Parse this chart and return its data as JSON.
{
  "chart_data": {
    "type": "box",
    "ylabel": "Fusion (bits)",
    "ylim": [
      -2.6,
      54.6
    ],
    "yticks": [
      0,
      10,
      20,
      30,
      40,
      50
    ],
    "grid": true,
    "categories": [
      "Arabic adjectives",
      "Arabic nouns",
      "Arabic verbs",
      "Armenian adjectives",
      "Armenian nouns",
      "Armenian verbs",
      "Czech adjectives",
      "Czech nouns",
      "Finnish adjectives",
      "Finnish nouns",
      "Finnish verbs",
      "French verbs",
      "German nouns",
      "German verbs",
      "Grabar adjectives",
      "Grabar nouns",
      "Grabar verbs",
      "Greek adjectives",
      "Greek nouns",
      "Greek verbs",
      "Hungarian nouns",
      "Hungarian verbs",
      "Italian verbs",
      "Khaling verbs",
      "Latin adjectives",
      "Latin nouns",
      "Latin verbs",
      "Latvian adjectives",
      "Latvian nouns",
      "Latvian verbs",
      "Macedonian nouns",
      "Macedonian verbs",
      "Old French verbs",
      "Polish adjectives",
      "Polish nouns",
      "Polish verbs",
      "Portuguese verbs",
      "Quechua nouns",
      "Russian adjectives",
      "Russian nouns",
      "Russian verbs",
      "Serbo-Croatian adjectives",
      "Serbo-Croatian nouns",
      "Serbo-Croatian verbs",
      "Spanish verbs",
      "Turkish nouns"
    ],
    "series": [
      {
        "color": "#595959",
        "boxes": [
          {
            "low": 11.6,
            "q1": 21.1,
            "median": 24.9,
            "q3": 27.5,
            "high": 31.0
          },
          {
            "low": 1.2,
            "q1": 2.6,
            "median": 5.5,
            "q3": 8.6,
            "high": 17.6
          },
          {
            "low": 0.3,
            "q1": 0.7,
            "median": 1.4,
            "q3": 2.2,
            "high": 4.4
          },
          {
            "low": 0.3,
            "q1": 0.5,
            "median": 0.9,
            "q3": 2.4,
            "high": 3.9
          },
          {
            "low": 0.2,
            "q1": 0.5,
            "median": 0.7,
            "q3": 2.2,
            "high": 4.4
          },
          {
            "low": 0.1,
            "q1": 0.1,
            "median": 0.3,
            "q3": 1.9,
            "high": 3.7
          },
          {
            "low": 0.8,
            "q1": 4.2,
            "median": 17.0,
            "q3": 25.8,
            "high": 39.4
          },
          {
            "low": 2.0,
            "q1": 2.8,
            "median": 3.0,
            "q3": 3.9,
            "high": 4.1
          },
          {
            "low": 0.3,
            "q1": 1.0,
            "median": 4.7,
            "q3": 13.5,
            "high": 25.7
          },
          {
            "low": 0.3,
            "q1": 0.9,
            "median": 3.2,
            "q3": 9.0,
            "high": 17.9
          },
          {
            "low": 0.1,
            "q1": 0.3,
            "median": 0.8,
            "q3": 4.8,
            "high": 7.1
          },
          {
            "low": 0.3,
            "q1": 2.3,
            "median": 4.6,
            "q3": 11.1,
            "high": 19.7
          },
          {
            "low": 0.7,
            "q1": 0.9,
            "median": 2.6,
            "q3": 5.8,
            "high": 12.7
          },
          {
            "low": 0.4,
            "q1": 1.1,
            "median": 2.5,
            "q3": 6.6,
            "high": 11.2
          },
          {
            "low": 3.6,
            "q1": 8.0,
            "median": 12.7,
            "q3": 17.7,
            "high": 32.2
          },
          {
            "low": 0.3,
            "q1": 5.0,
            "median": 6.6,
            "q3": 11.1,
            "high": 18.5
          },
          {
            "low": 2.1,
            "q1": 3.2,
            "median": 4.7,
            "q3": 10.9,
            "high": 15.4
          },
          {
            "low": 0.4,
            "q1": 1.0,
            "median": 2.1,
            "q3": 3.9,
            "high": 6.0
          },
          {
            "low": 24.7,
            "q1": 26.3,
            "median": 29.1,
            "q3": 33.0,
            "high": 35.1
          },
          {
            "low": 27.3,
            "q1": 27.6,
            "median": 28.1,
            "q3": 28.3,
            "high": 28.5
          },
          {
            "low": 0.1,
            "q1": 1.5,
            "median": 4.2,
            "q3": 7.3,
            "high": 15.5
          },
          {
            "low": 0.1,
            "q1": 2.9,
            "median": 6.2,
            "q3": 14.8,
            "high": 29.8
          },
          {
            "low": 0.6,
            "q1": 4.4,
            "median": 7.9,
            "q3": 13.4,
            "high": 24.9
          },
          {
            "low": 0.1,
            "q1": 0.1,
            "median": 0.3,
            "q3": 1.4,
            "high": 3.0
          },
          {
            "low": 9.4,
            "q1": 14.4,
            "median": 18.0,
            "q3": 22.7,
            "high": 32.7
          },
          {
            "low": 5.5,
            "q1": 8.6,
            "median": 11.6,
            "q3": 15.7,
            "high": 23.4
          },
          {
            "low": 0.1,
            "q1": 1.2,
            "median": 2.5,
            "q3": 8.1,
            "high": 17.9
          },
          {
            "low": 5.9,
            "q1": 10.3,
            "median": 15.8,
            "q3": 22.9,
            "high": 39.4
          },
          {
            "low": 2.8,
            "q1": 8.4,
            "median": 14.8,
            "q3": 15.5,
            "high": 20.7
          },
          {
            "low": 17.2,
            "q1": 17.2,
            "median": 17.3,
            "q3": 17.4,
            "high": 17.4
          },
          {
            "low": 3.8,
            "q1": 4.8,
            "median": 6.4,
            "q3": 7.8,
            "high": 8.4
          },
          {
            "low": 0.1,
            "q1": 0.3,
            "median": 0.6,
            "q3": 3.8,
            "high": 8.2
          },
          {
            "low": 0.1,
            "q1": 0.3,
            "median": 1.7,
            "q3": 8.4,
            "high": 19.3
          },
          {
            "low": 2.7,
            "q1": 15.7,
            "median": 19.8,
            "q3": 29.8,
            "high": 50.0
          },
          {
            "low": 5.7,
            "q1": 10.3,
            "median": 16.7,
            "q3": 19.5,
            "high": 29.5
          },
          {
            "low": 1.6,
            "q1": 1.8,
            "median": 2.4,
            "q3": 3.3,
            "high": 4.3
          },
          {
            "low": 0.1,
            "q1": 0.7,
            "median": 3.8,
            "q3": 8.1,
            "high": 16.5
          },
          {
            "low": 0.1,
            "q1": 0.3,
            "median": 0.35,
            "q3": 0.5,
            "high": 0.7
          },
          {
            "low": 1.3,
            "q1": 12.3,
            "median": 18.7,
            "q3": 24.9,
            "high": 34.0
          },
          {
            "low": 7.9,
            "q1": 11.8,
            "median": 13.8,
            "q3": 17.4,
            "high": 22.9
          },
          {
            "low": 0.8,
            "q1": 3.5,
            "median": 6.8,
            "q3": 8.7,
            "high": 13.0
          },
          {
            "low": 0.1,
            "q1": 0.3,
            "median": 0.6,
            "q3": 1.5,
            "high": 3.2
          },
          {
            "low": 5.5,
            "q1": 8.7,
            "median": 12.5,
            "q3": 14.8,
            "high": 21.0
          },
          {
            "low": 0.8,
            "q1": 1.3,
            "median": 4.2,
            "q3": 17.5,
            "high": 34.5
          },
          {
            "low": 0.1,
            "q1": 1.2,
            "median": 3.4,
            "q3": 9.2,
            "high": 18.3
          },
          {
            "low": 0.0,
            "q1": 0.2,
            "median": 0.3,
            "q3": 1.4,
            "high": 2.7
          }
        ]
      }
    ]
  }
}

WHAT IS REQUIRED:
Reproduce the material in full, with no word added or dropped.

TASK OUTPUT:
Parse this chart and return its data as JSON.
{
  "chart_data": {
    "type": "box",
    "ylabel": "Fusion (bits)",
    "ylim": [
      -2.6,
      54.6
    ],
    "yticks": [
      0,
      10,
      20,
      30,
      40,
      50
    ],
    "grid": true,
    "categories": [
      "Arabic adjectives",
      "Arabic nouns",
      "Arabic verbs",
      "Armenian adjectives",
      "Armenian nouns",
      "Armenian verbs",
      "Czech adjectives",
      "Czech nouns",
      "Finnish adjectives",
      "Finnish nouns",
      "Finnish verbs",
      "French verbs",
      "German nouns",
      "German verbs",
      "Grabar adjectives",
      "Grabar nouns",
      "Grabar verbs",
      "Greek adjectives",
      "Greek nouns",
      "Greek verbs",
      "Hungarian nouns",
      "Hungarian verbs",
      "Italian verbs",
      "Khaling verbs",
      "Latin adjectives",
      "Latin nouns",
      "Latin verbs",
      "Latvian adjectives",
      "Latvian nouns",
      "Latvian verbs",
      "Macedonian nouns",
      "Macedonian verbs",
      "Old French verbs",
      "Polish adjectives",
      "Polish nouns",
      "Polish verbs",
      "Portuguese verbs",
      "Quechua nouns",
      "Russian adjectives",
      "Russian nouns",
      "Russian verbs",
      "Serbo-Croatian adjectives",
      "Serbo-Croatian nouns",
      "Serbo-Croatian verbs",
      "Spanish verbs",
      "Turkish nouns"
    ],
    "series": [
      {
        "color": "#595959",
        "boxes": [
          {
            "low": 11.6,
            "q1": 21.1,
            "median": 24.9,
            "q3": 27.5,
            "high": 31.0
          },
          {
            "low": 1.2,
            "q1": 2.6,
            "median": 5.5,
            "q3": 8.6,
            "high": 17.6
          },
          {
            "low": 0.3,
            "q1": 0.7,
            "median": 1.4,
            "q3": 2.2,
            "high": 4.4
          },
          {
            "low": 0.3,
            "q1": 0.5,
            "median": 0.9,
            "q3": 2.4,
            "high": 3.9
          },
          {
            "low": 0.2,
            "q1": 0.5,
            "median": 0.7,
            "q3": 2.2,
            "high": 4.4
          },
          {
            "low": 0.1,
            "q1": 0.1,
            "median": 0.3,
            "q3": 1.9,
            "high": 3.7
          },
          {
            "low": 0.8,
            "q1": 4.2,
            "median": 17.0,
            "q3": 25.8,
            "high": 39.4
          },
          {
            "low": 2.0,
            "q1": 2.8,
            "median": 3.0,
            "q3": 3.9,
            "high": 4.1
          },
          {
            "low": 0.3,
            "q1": 1.0,
            "median": 4.7,
            "q3": 13.5,
            "high": 25.7
          },
          {
            "low": 0.3,
            "q1": 0.9,
            "median": 3.2,
            "q3": 9.0,
            "high": 17.9
          },
          {
            "low": 0.1,
            "q1": 0.3,
            "median": 0.8,
            "q3": 4.8,
            "high": 7.1
          },
          {
            "low": 0.3,
            "q1": 2.3,
            "median": 4.6,
            "q3": 11.1,
            "high": 19.7
          },
          {
            "low": 0.7,
            "q1": 0.9,
            "median": 2.6,
            "q3": 5.8,
            "high": 12.7
          },
          {
            "low": 0.4,
            "q1": 1.1,
            "median": 2.5,
            "q3": 6.6,
            "high": 11.2
          },
          {
            "low": 3.6,
            "q1": 8.0,
            "median": 12.7,
            "q3": 17.7,
            "high": 32.2
          },
          {
            "low": 0.3,
            "q1": 5.0,
            "median": 6.6,
            "q3": 11.1,
            "high": 18.5
          },
          {
            "low": 2.1,
            "q1": 3.2,
            "median": 4.7,
            "q3": 10.9,
            "high": 15.4
          },
          {
            "low": 0.4,
            "q1": 1.0,
            "median": 2.1,
            "q3": 3.9,
            "high": 6.0
          },
          {
            "low": 24.7,
            "q1": 26.3,
            "median": 29.1,
            "q3": 33.0,
            "high": 35.1
          },
          {
            "low": 27.3,
            "q1": 27.6,
            "median": 28.1,
            "q3": 28.3,
            "high": 28.5
          },
          {
            "low": 0.1,
            "q1": 1.5,
            "median": 4.2,
            "q3": 7.3,
            "high": 15.5
          },
          {
            "low": 0.1,
            "q1": 2.9,
            "median": 6.2,
            "q3": 14.8,
            "high": 29.8
          },
          {
            "low": 0.6,
            "q1": 4.4,
            "median": 7.9,
            "q3": 13.4,
            "high": 24.9
          },
          {
            "low": 0.1,
            "q1": 0.1,
            "median": 0.3,
            "q3": 1.4,
            "high": 3.0
          },
          {
            "low": 9.4,
            "q1": 14.4,
            "median": 18.0,
            "q3": 22.7,
            "high": 32.7
          },
          {
            "low": 5.5,
            "q1": 8.6,
            "median": 11.6,
            "q3": 15.7,
            "high": 23.4
          },
          {
            "low": 0.1,
            "q1": 1.2,
            "median": 2.5,
            "q3": 8.1,
            "high": 17.9
          },
          {
            "low": 5.9,
            "q1": 10.3,
            "median": 15.8,
            "q3": 22.9,
            "high": 39.4
          },
          {
            "low": 2.8,
            "q1": 8.4,
            "median": 14.8,
            "q3": 15.5,
            "high": 20.7
          },
          {
            "low": 17.2,
            "q1": 17.2,
            "median": 17.3,
            "q3": 17.4,
            "high": 17.4
          },
          {
            "low": 3.8,
            "q1": 4.8,
            "median": 6.4,
            "q3": 7.8,
            "high": 8.4
          },
          {
            "low": 0.1,
            "q1": 0.3,
            "median": 0.6,
            "q3": 3.8,
            "high": 8.2
          },
          {
            "low": 0.1,
            "q1": 0.3,
            "median": 1.7,
            "q3": 8.4,
            "high": 19.3
          },
          {
            "low": 2.7,
            "q1": 15.7,
            "median": 19.8,
            "q3": 29.8,
            "high": 50.0
          },
          {
            "low": 5.7,
            "q1": 10.3,
            "median": 16.7,
            "q3": 19.5,
            "high": 29.5
          },
          {
            "low": 1.6,
            "q1": 1.8,
            "median": 2.4,
            "q3": 3.3,
            "high": 4.3
          },
          {
            "low": 0.1,
            "q1": 0.7,
            "median": 3.8,
            "q3": 8.1,
            "high": 16.5
          },
          {
            "low": 0.1,
            "q1": 0.3,
            "median": 0.35,
            "q3": 0.5,
            "high": 0.7
          },
          {
            "low": 1.3,
            "q1": 12.3,
            "median": 18.7,
            "q3": 24.9,
            "high": 34.0
          },
          {
            "low": 7.9,
            "q1": 11.8,
            "median": 13.8,
            "q3": 17.4,
            "high": 22.9
          },
          {
            "low": 0.8,
            "q1": 3.5,
            "median": 6.8,
            "q3": 8.7,
            "high": 13.0
          },
          {
            "low": 0.1,
            "q1": 0.3,
            "median": 0.6,
            "q3": 1.5,
            "high": 3.2
          },
          {
            "low": 5.5,
            "q1": 8.7,
            "median": 12.5,
            "q3": 14.8,
            "high": 21.0
          },
          {
            "low": 0.8,
            "q1": 1.3,
            "median": 4.2,
            "q3": 17.5,
            "high": 34.5
          },
          {
            "low": 0.1,
            "q1": 1.2,
            "median": 3.4,
            "q3": 9.2,
            "high": 18.3
          },
          {
            "low": 0.0,
            "q1": 0.2,
            "median": 0.3,
            "q3": 1.4,
            "high": 2.7
          }
        ]
      }
    ]
  }
}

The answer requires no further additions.